**Do this**: The listing beneath should be written out in full, exactly as shown.

• • • • • • •

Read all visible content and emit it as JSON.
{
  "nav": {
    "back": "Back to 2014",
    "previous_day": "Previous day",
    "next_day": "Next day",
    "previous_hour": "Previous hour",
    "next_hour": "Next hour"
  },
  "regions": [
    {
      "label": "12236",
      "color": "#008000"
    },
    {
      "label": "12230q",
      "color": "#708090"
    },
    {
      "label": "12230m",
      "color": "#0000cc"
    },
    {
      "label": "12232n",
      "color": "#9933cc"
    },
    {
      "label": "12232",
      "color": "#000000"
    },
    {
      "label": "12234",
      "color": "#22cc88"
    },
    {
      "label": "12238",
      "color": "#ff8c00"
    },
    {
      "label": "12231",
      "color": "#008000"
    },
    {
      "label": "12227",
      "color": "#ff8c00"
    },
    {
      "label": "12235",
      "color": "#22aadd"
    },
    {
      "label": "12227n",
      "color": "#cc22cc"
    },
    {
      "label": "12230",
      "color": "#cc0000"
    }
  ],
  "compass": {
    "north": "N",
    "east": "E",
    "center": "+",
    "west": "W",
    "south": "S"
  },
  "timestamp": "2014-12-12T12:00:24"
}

• • • • • • •

**Reply to the exercise**:
Read all visible content and emit it as JSON.
{
  "nav": {
    "back": "Back to 2014",
    "previous_day": "Previous day",
    "next_day": "Next day",
    "previous_hour": "Previous hour",
    "next_hour": "Next hour"
  },
  "regions": [
    {
      "label": "12236",
      "color": "#008000"
    },
    {
      "label": "12230q",
      "color": "#708090"
    },
    {
      "label": "12230m",
      "color": "#0000cc"
    },
    {
      "label": "12232n",
      "color": "#9933cc"
    },
    {
      "label": "12232",
      "color": "#000000"
    },
    {
      "label": "12234",
      "color": "#22cc88"
    },
    {
      "label": "12238",
      "color": "#ff8c00"
    },
    {
      "label": "12231",
      "color": "#008000"
    },
    {
      "label": "12227",
      "color": "#ff8c00"
    },
    {
      "label": "12235",
      "color": "#22aadd"
    },
    {
      "label": "12227n",
      "color": "#cc22cc"
    },
    {
      "label": "12230",
      "color": "#cc0000"
    }
  ],
  "compass": {
    "north": "N",
    "east": "E",
    "center": "+",
    "west": "W",
    "south": "S"
  },
  "timestamp": "2014-12-12T12:00:24"
}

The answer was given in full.